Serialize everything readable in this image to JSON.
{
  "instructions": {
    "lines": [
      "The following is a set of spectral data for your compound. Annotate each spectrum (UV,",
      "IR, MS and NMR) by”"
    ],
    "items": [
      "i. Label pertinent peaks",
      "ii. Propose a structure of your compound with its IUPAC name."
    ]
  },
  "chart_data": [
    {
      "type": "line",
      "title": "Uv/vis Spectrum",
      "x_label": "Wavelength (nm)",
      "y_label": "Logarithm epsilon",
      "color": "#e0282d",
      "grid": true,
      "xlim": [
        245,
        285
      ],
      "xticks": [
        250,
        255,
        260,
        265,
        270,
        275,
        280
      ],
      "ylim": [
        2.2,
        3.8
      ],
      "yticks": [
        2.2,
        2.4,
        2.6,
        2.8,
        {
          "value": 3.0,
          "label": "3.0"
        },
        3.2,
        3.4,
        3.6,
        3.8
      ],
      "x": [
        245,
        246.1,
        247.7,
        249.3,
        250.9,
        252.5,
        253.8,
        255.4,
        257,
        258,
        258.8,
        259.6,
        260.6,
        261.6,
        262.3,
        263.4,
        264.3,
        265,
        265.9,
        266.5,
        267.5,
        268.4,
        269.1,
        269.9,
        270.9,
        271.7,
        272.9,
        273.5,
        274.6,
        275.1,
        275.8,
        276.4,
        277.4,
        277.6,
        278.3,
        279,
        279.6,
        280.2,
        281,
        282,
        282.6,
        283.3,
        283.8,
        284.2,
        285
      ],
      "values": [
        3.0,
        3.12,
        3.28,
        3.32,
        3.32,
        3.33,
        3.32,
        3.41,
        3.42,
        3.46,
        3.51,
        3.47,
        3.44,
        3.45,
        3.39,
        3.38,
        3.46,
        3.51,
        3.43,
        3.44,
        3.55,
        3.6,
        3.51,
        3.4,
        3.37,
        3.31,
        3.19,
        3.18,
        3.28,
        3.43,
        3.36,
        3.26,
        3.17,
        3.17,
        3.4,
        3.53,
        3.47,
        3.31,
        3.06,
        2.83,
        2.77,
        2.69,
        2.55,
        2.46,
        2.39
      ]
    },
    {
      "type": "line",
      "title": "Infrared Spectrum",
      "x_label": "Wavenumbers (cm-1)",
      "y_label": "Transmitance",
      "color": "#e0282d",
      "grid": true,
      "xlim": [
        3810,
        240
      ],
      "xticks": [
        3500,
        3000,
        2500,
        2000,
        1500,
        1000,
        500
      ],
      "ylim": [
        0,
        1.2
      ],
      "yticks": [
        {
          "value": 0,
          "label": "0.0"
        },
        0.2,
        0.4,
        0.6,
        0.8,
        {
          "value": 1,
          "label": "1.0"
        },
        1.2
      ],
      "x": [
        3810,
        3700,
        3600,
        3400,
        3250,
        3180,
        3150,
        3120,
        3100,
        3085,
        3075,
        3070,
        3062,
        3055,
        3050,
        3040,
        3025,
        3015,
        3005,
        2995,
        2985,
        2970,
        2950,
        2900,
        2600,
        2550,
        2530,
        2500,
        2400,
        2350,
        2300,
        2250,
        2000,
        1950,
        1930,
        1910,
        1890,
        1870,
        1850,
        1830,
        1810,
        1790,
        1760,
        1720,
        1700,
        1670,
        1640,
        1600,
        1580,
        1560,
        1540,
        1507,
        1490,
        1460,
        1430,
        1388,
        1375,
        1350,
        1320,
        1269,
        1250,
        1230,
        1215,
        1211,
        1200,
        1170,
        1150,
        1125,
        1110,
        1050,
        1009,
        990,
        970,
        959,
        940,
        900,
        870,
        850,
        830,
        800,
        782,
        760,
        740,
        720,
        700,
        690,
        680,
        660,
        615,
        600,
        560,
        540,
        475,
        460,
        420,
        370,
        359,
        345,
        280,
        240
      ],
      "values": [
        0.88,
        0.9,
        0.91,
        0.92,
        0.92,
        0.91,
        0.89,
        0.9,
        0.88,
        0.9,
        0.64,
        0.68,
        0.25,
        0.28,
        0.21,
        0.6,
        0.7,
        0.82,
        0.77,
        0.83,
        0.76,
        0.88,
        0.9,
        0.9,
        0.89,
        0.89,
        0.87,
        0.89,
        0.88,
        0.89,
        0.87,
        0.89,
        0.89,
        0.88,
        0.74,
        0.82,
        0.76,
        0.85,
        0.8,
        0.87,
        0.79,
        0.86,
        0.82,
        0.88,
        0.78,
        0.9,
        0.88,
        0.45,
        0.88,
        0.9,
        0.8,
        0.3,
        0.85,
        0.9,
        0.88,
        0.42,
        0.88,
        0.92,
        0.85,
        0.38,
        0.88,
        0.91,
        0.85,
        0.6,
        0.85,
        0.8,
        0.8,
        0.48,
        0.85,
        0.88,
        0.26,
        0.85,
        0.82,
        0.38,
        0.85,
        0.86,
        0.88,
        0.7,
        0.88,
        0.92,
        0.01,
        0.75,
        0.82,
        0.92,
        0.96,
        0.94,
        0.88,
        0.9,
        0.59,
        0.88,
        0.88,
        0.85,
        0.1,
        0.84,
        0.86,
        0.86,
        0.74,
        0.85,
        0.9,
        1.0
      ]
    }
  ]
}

Your objective
Say the number of lines in the records above that include the string "compound", and no more.

Answer to this exercise
2